→ **WHAT NEEDS TO BE DONE**
What is needed here is an exact copy of every entry.

→ **TASK INPUT**
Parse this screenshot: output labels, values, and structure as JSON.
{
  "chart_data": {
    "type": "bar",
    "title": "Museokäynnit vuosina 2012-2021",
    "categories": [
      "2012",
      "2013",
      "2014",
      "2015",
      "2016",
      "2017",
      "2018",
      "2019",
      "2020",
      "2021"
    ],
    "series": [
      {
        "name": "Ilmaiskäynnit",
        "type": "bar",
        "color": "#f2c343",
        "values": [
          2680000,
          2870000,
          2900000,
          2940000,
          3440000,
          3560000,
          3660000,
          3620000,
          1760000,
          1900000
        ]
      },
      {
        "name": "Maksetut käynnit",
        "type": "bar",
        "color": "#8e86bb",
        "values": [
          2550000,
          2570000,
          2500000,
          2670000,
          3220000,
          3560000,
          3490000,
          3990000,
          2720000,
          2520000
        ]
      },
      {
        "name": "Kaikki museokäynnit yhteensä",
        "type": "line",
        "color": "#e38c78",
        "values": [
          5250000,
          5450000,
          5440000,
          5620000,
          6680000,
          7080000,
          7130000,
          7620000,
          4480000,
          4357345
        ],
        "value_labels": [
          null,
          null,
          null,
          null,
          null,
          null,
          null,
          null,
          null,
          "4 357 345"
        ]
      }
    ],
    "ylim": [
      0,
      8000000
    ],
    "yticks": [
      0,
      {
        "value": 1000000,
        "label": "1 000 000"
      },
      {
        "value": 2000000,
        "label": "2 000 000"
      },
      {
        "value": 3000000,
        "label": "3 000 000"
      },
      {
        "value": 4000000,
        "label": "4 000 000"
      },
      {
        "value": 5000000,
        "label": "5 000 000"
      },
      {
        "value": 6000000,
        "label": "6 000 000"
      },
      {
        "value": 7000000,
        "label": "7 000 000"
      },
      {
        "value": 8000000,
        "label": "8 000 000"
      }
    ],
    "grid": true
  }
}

→ **ANSWER TO THIS EXERCISE**
Parse this screenshot: output labels, values, and structure as JSON.
{
  "chart_data": {
    "type": "bar",
    "title": "Museokäynnit vuosina 2012-2021",
    "categories": [
      "2012",
      "2013",
      "2014",
      "2015",
      "2016",
      "2017",
      "2018",
      "2019",
      "2020",
      "2021"
    ],
    "series": [
      {
        "name": "Ilmaiskäynnit",
        "type": "bar",
        "color": "#f2c343",
        "values": [
          2680000,
          2870000,
          2900000,
          2940000,
          3440000,
          3560000,
          3660000,
          3620000,
          1760000,
          1900000
        ]
      },
      {
        "name": "Maksetut käynnit",
        "type": "bar",
        "color": "#8e86bb",
        "values": [
          2550000,
          2570000,
          2500000,
          2670000,
          3220000,
          3560000,
          3490000,
          3990000,
          2720000,
          2520000
        ]
      },
      {
        "name": "Kaikki museokäynnit yhteensä",
        "type": "line",
        "color": "#e38c78",
        "values": [
          5250000,
          5450000,
          5440000,
          5620000,
          6680000,
          7080000,
          7130000,
          7620000,
          4480000,
          4357345
        ],
        "value_labels": [
          null,
          null,
          null,
          null,
          null,
          null,
          null,
          null,
          null,
          "4 357 345"
        ]
      }
    ],
    "ylim": [
      0,
      8000000
    ],
    "yticks": [
      0,
      {
        "value": 1000000,
        "label": "1 000 000"
      },
      {
        "value": 2000000,
        "label": "2 000 000"
      },
      {
        "value": 3000000,
        "label": "3 000 000"
      },
      {
        "value": 4000000,
        "label": "4 000 000"
      },
      {
        "value": 5000000,
        "label": "5 000 000"
      },
      {
        "value": 6000000,
        "label": "6 000 000"
      },
      {
        "value": 7000000,
        "label": "7 000 000"
      },
      {
        "value": 8000000,
        "label": "8 000 000"
      }
    ],
    "grid": true
  }
}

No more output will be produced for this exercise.